+++ The input
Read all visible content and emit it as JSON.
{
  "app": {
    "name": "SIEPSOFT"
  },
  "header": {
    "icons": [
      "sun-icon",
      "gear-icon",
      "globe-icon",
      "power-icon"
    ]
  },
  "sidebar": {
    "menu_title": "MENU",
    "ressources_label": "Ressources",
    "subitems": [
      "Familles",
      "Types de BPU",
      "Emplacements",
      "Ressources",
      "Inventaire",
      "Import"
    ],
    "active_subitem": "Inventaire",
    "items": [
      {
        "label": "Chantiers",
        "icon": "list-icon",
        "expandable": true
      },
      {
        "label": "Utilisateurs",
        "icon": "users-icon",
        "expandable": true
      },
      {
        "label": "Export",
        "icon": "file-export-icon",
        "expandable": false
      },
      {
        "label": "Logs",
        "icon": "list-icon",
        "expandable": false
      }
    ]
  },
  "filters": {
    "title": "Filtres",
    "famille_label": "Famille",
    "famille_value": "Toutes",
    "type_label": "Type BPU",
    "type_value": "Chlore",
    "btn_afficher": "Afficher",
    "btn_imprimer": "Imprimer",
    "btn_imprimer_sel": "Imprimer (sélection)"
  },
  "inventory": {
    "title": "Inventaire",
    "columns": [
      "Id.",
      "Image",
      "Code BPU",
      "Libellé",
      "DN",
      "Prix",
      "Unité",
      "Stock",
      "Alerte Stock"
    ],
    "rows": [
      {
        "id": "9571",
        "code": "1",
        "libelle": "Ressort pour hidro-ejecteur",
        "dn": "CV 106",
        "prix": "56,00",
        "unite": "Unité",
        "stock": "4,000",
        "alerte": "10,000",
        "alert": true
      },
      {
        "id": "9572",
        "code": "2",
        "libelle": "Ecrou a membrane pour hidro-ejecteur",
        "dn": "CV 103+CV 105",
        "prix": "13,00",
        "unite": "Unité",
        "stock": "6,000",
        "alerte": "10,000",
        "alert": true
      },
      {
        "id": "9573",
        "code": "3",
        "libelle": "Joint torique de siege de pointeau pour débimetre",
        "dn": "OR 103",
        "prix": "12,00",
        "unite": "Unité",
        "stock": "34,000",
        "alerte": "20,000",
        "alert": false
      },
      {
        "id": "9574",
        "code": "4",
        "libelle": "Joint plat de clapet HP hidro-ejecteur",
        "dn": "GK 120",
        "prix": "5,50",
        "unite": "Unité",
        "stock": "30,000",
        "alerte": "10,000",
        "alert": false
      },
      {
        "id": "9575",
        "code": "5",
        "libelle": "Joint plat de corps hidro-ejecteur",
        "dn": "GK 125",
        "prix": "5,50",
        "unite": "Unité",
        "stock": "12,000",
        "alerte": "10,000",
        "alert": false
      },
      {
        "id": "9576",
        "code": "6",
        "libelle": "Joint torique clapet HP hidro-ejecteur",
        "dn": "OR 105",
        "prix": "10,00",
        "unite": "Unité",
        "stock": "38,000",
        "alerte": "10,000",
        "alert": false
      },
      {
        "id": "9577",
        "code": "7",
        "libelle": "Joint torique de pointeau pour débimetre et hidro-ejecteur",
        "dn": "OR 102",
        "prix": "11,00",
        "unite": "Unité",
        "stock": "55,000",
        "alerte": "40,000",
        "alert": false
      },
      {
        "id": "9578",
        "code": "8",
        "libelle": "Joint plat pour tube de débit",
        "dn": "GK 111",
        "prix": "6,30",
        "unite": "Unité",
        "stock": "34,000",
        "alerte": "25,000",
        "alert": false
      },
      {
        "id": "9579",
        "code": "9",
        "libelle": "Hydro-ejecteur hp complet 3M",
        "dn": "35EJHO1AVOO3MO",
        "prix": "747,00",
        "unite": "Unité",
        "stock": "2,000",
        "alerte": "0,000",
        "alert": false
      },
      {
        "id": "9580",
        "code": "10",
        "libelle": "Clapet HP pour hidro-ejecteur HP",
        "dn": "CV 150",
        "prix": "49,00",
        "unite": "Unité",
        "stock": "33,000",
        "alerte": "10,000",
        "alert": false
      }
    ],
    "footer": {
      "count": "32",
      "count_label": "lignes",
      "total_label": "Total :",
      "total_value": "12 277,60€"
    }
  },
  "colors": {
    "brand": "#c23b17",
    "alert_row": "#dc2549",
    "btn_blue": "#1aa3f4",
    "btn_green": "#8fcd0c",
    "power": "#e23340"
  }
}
++++++
In the lines above, locate the string "Joint". Copy every line where it occurs.

        "libelle": "Joint torique de siege de pointeau pour débimetre",
        "libelle": "Joint plat de clapet HP hidro-ejecteur",
        "libelle": "Joint plat de corps hidro-ejecteur",
        "libelle": "Joint torique clapet HP hidro-ejecteur",
        "libelle": "Joint torique de pointeau pour débimetre et hidro-ejecteur",
        "libelle": "Joint plat pour tube de débit",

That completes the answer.